== Written exercise ==
Reproduce the entries in full, with no changes.

== Rows ==
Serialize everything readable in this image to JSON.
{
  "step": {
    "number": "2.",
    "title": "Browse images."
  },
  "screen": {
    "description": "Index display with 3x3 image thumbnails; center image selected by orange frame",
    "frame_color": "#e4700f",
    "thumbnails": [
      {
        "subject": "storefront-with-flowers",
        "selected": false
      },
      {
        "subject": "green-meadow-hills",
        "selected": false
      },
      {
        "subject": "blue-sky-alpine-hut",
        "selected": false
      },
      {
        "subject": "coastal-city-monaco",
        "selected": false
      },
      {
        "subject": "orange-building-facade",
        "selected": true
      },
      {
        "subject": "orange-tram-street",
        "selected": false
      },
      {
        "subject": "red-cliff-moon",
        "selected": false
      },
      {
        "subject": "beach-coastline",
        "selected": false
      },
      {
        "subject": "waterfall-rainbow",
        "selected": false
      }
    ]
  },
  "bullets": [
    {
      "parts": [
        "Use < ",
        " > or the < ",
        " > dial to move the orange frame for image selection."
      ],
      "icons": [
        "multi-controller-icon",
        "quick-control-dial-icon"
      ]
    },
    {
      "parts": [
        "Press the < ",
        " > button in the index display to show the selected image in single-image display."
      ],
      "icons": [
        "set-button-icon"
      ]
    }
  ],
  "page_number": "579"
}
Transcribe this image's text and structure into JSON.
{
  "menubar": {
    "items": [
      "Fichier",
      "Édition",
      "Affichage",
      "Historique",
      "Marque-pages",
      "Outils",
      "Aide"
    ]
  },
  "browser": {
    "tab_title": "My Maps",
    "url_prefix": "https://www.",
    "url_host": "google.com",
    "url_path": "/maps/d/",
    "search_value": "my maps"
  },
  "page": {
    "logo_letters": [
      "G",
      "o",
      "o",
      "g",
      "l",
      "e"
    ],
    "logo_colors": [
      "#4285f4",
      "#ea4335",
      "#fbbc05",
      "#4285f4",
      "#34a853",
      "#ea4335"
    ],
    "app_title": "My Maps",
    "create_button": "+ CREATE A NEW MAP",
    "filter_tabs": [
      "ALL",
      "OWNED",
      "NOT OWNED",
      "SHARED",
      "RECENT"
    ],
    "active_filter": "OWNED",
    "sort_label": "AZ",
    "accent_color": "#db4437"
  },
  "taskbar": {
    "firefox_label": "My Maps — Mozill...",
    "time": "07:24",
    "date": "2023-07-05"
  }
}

== Solution to the problem ==
Serialize everything readable in this image to JSON.
{
  "step": {
    "number": "2.",
    "title": "Browse images."
  },
  "screen": {
    "description": "Index display with 3x3 image thumbnails; center image selected by orange frame",
    "frame_color": "#e4700f",
    "thumbnails": [
      {
        "subject": "storefront-with-flowers",
        "selected": false
      },
      {
        "subject": "green-meadow-hills",
        "selected": false
      },
      {
        "subject": "blue-sky-alpine-hut",
        "selected": false
      },
      {
        "subject": "coastal-city-monaco",
        "selected": false
      },
      {
        "subject": "orange-building-facade",
        "selected": true
      },
      {
        "subject": "orange-tram-street",
        "selected": false
      },
      {
        "subject": "red-cliff-moon",
        "selected": false
      },
      {
        "subject": "beach-coastline",
        "selected": false
      },
      {
        "subject": "waterfall-rainbow",
        "selected": false
      }
    ]
  },
  "bullets": [
    {
      "parts": [
        "Use < ",
        " > or the < ",
        " > dial to move the orange frame for image selection."
      ],
      "icons": [
        "multi-controller-icon",
        "quick-control-dial-icon"
      ]
    },
    {
      "parts": [
        "Press the < ",
        " > button in the index display to show the selected image in single-image display."
      ],
      "icons": [
        "set-button-icon"
      ]
    }
  ],
  "page_number": "579"
}
Transcribe this image's text and structure into JSON.
{
  "menubar": {
    "items": [
      "Fichier",
      "Édition",
      "Affichage",
      "Historique",
      "Marque-pages",
      "Outils",
      "Aide"
    ]
  },
  "browser": {
    "tab_title": "My Maps",
    "url_prefix": "https://www.",
    "url_host": "google.com",
    "url_path": "/maps/d/",
    "search_value": "my maps"
  },
  "page": {
    "logo_letters": [
      "G",
      "o",
      "o",
      "g",
      "l",
      "e"
    ],
    "logo_colors": [
      "#4285f4",
      "#ea4335",
      "#fbbc05",
      "#4285f4",
      "#34a853",
      "#ea4335"
    ],
    "app_title": "My Maps",
    "create_button": "+ CREATE A NEW MAP",
    "filter_tabs": [
      "ALL",
      "OWNED",
      "NOT OWNED",
      "SHARED",
      "RECENT"
    ],
    "active_filter": "OWNED",
    "sort_label": "AZ",
    "accent_color": "#db4437"
  },
  "taskbar": {
    "firefox_label": "My Maps — Mozill...",
    "time": "07:24",
    "date": "2023-07-05"
  }
}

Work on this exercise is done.